Collected data
* * * * * * * * *

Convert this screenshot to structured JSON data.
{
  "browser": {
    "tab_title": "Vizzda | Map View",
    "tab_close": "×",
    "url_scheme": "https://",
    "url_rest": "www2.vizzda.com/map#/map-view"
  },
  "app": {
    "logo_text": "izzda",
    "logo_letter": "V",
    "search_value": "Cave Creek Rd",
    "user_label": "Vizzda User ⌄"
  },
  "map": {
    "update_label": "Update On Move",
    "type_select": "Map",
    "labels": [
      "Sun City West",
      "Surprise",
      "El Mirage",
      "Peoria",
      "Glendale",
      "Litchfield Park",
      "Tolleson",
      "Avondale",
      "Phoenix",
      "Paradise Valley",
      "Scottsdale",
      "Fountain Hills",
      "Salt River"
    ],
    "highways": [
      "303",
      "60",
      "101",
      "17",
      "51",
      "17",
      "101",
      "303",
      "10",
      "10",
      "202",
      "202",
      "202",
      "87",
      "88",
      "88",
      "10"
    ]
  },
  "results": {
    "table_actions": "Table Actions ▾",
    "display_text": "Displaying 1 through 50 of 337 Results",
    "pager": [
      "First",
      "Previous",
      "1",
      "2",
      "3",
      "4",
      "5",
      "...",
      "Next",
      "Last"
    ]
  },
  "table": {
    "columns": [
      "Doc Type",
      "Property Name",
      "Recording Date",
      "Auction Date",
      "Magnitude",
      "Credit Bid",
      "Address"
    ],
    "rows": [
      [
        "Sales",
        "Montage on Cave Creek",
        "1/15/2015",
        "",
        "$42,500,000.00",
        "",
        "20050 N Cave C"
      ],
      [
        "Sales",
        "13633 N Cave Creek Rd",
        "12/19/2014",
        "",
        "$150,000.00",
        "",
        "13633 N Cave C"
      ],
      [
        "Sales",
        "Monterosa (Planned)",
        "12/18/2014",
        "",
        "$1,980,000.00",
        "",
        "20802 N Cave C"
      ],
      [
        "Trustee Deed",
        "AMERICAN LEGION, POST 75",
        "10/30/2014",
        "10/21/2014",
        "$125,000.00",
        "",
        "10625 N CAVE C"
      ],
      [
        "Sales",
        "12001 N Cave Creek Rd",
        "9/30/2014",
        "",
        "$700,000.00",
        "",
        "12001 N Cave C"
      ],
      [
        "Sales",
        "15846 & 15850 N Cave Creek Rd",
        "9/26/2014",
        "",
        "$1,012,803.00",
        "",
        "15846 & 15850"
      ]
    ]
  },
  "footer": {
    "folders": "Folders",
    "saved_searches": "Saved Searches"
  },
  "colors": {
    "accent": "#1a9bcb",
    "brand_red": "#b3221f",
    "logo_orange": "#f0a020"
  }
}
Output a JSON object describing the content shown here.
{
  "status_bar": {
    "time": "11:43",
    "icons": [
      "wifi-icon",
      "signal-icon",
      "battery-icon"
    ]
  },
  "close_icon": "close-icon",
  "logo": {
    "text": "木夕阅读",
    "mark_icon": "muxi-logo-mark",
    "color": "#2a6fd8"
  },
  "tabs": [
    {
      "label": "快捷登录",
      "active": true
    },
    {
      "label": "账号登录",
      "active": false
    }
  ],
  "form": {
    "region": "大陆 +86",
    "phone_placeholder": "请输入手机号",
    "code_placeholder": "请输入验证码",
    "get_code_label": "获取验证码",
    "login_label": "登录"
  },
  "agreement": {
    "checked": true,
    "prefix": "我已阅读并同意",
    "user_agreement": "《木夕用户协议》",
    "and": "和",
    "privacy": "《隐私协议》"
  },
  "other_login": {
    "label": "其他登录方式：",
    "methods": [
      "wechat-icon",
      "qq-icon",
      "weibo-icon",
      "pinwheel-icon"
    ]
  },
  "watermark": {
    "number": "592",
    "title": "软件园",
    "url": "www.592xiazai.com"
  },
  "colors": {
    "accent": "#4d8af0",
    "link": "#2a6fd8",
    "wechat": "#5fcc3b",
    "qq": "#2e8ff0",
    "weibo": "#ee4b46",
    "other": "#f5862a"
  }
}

* * * * * * * * *

### TASK DIRECTIONS
Pull out each record as written and restate it exactly.

### RESULT FOR THIS EXERCISE
Convert this screenshot to structured JSON data.
{
  "browser": {
    "tab_title": "Vizzda | Map View",
    "tab_close": "×",
    "url_scheme": "https://",
    "url_rest": "www2.vizzda.com/map#/map-view"
  },
  "app": {
    "logo_text": "izzda",
    "logo_letter": "V",
    "search_value": "Cave Creek Rd",
    "user_label": "Vizzda User ⌄"
  },
  "map": {
    "update_label": "Update On Move",
    "type_select": "Map",
    "labels": [
      "Sun City West",
      "Surprise",
      "El Mirage",
      "Peoria",
      "Glendale",
      "Litchfield Park",
      "Tolleson",
      "Avondale",
      "Phoenix",
      "Paradise Valley",
      "Scottsdale",
      "Fountain Hills",
      "Salt River"
    ],
    "highways": [
      "303",
      "60",
      "101",
      "17",
      "51",
      "17",
      "101",
      "303",
      "10",
      "10",
      "202",
      "202",
      "202",
      "87",
      "88",
      "88",
      "10"
    ]
  },
  "results": {
    "table_actions": "Table Actions ▾",
    "display_text": "Displaying 1 through 50 of 337 Results",
    "pager": [
      "First",
      "Previous",
      "1",
      "2",
      "3",
      "4",
      "5",
      "...",
      "Next",
      "Last"
    ]
  },
  "table": {
    "columns": [
      "Doc Type",
      "Property Name",
      "Recording Date",
      "Auction Date",
      "Magnitude",
      "Credit Bid",
      "Address"
    ],
    "rows": [
      [
        "Sales",
        "Montage on Cave Creek",
        "1/15/2015",
        "",
        "$42,500,000.00",
        "",
        "20050 N Cave C"
      ],
      [
        "Sales",
        "13633 N Cave Creek Rd",
        "12/19/2014",
        "",
        "$150,000.00",
        "",
        "13633 N Cave C"
      ],
      [
        "Sales",
        "Monterosa (Planned)",
        "12/18/2014",
        "",
        "$1,980,000.00",
        "",
        "20802 N Cave C"
      ],
      [
        "Trustee Deed",
        "AMERICAN LEGION, POST 75",
        "10/30/2014",
        "10/21/2014",
        "$125,000.00",
        "",
        "10625 N CAVE C"
      ],
      [
        "Sales",
        "12001 N Cave Creek Rd",
        "9/30/2014",
        "",
        "$700,000.00",
        "",
        "12001 N Cave C"
      ],
      [
        "Sales",
        "15846 & 15850 N Cave Creek Rd",
        "9/26/2014",
        "",
        "$1,012,803.00",
        "",
        "15846 & 15850"
      ]
    ]
  },
  "footer": {
    "folders": "Folders",
    "saved_searches": "Saved Searches"
  },
  "colors": {
    "accent": "#1a9bcb",
    "brand_red": "#b3221f",
    "logo_orange": "#f0a020"
  }
}
Output a JSON object describing the content shown here.
{
  "status_bar": {
    "time": "11:43",
    "icons": [
      "wifi-icon",
      "signal-icon",
      "battery-icon"
    ]
  },
  "close_icon": "close-icon",
  "logo": {
    "text": "木夕阅读",
    "mark_icon": "muxi-logo-mark",
    "color": "#2a6fd8"
  },
  "tabs": [
    {
      "label": "快捷登录",
      "active": true
    },
    {
      "label": "账号登录",
      "active": false
    }
  ],
  "form": {
    "region": "大陆 +86",
    "phone_placeholder": "请输入手机号",
    "code_placeholder": "请输入验证码",
    "get_code_label": "获取验证码",
    "login_label": "登录"
  },
  "agreement": {
    "checked": true,
    "prefix": "我已阅读并同意",
    "user_agreement": "《木夕用户协议》",
    "and": "和",
    "privacy": "《隐私协议》"
  },
  "other_login": {
    "label": "其他登录方式：",
    "methods": [
      "wechat-icon",
      "qq-icon",
      "weibo-icon",
      "pinwheel-icon"
    ]
  },
  "watermark": {
    "number": "592",
    "title": "软件园",
    "url": "www.592xiazai.com"
  },
  "colors": {
    "accent": "#4d8af0",
    "link": "#2a6fd8",
    "wechat": "#5fcc3b",
    "qq": "#2e8ff0",
    "weibo": "#ee4b46",
    "other": "#f5862a"
  }
}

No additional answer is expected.